* Start *
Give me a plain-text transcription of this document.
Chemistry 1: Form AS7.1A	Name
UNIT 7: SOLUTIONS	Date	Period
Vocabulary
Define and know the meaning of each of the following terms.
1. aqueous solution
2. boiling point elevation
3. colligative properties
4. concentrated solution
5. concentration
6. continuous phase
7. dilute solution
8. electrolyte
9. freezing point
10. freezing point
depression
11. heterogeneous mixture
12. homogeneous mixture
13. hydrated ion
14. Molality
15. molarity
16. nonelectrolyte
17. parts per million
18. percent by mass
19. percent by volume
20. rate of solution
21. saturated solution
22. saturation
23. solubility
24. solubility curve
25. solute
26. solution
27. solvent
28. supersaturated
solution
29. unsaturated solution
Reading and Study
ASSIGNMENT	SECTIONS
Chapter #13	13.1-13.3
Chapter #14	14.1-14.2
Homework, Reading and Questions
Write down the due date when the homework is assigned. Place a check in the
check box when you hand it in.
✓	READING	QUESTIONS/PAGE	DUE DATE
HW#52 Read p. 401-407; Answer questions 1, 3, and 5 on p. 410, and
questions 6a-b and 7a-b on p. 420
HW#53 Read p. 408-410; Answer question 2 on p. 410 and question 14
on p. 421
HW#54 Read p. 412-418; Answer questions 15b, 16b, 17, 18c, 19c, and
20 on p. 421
* End *
▶ **Exercise prompt**: Select all lines with the word "Chapter" from the entries above.

▶ **Finished task**:
Chapter #13	13.1-13.3
Chapter #14	14.1-14.2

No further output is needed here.